-- Exercise material start --

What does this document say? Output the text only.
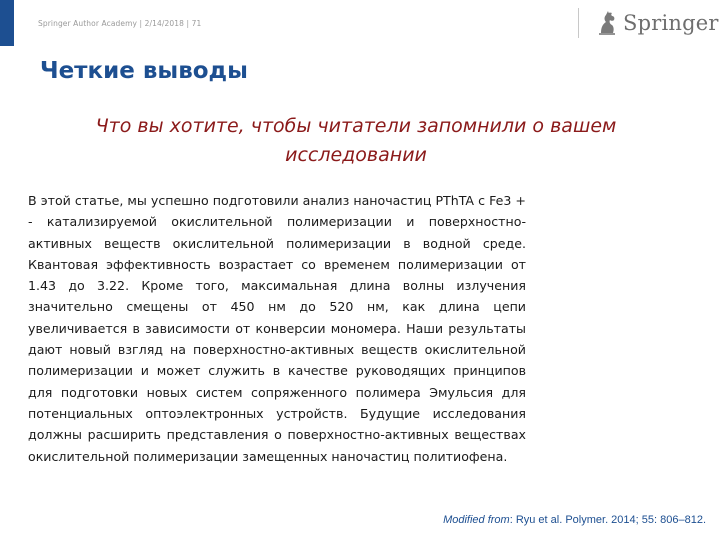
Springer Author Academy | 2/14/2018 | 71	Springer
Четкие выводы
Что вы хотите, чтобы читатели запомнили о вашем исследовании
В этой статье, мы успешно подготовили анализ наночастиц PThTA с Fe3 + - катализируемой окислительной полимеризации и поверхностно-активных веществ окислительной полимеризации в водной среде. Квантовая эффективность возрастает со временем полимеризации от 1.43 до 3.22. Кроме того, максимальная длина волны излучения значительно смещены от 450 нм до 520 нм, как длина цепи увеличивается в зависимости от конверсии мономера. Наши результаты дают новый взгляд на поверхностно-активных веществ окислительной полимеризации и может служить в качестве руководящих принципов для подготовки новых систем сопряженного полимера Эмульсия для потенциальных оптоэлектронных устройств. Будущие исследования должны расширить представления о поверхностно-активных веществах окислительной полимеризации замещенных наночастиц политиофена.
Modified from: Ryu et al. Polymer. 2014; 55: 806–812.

-- Exercise material end --
-- Exercise material start --

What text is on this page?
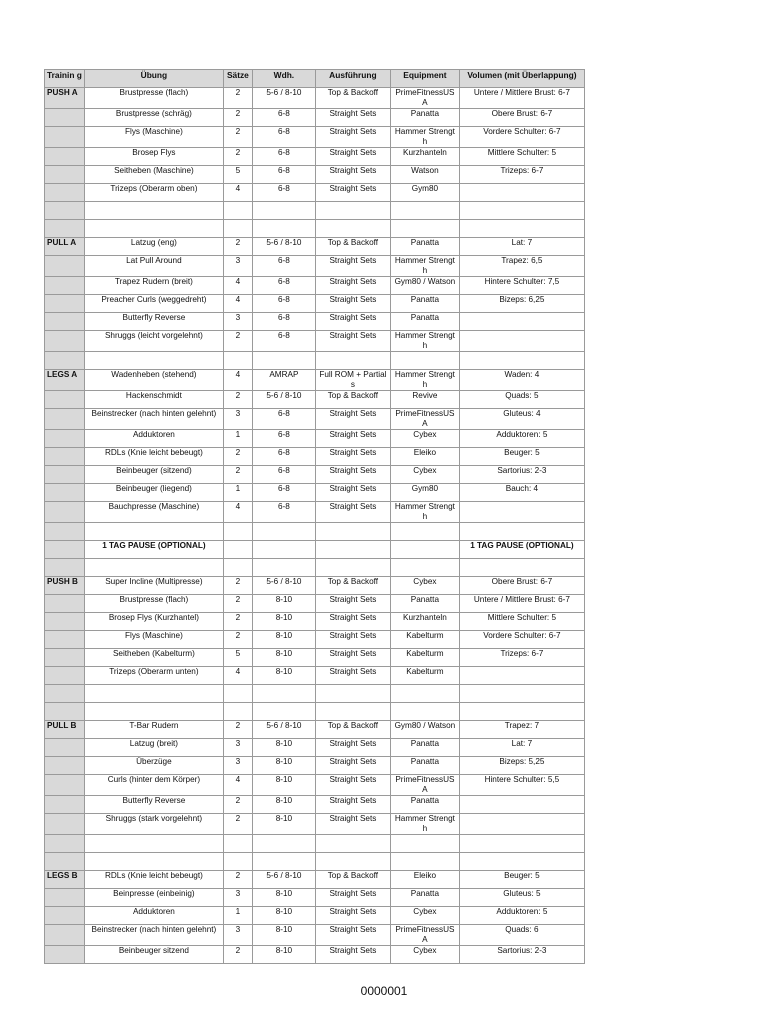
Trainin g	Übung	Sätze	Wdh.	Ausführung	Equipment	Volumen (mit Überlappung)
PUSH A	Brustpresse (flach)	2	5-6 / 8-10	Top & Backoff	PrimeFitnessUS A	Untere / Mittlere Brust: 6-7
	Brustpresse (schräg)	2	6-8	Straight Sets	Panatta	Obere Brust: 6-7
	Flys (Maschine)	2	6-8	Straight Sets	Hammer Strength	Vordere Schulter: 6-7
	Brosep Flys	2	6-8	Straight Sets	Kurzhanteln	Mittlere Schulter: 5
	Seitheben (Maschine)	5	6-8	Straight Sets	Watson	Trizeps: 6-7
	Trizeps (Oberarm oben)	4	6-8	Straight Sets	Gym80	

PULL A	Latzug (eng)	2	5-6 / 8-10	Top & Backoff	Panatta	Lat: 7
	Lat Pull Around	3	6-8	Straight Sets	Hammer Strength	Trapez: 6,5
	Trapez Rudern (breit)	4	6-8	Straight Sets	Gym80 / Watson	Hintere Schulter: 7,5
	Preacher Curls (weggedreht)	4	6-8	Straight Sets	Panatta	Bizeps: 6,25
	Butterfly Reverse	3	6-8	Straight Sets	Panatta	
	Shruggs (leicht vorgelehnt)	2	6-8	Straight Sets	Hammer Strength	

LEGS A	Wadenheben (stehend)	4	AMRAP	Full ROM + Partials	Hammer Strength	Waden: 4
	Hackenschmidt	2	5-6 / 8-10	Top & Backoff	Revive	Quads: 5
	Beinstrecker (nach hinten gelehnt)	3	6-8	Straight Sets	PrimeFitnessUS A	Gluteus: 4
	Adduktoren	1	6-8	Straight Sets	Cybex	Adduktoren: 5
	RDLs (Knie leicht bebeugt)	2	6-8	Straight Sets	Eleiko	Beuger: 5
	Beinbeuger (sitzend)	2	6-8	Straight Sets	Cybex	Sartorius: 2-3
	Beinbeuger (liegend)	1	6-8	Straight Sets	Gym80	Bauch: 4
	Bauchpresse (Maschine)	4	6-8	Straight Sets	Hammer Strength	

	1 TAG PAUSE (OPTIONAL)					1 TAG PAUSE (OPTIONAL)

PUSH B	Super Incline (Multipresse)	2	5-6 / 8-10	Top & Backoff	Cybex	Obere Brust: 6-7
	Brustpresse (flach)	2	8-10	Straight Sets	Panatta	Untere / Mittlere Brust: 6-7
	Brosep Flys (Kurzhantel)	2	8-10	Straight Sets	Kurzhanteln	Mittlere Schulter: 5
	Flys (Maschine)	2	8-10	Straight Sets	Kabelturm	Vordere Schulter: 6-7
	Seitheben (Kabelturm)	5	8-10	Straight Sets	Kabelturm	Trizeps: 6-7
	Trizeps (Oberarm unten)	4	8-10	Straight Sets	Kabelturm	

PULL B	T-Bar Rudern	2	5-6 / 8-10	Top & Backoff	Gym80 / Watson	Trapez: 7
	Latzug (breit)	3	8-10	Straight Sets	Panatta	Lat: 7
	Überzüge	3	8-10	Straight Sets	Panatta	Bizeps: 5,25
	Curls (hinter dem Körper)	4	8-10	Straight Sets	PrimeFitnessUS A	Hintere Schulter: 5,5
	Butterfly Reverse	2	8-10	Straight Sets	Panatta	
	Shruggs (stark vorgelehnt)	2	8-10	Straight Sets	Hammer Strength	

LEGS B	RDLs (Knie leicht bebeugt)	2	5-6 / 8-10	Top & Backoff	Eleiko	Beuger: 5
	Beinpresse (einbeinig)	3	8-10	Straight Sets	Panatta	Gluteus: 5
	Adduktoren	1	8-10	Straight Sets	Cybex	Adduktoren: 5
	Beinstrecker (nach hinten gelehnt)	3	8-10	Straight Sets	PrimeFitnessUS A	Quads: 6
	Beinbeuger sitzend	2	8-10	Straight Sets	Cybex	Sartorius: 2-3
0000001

-- Exercise material end --

Given instruction —
Tally up the lines in the preceding listing that contain the string "leicht". Respond with the number and nothing else.

Task answer —
3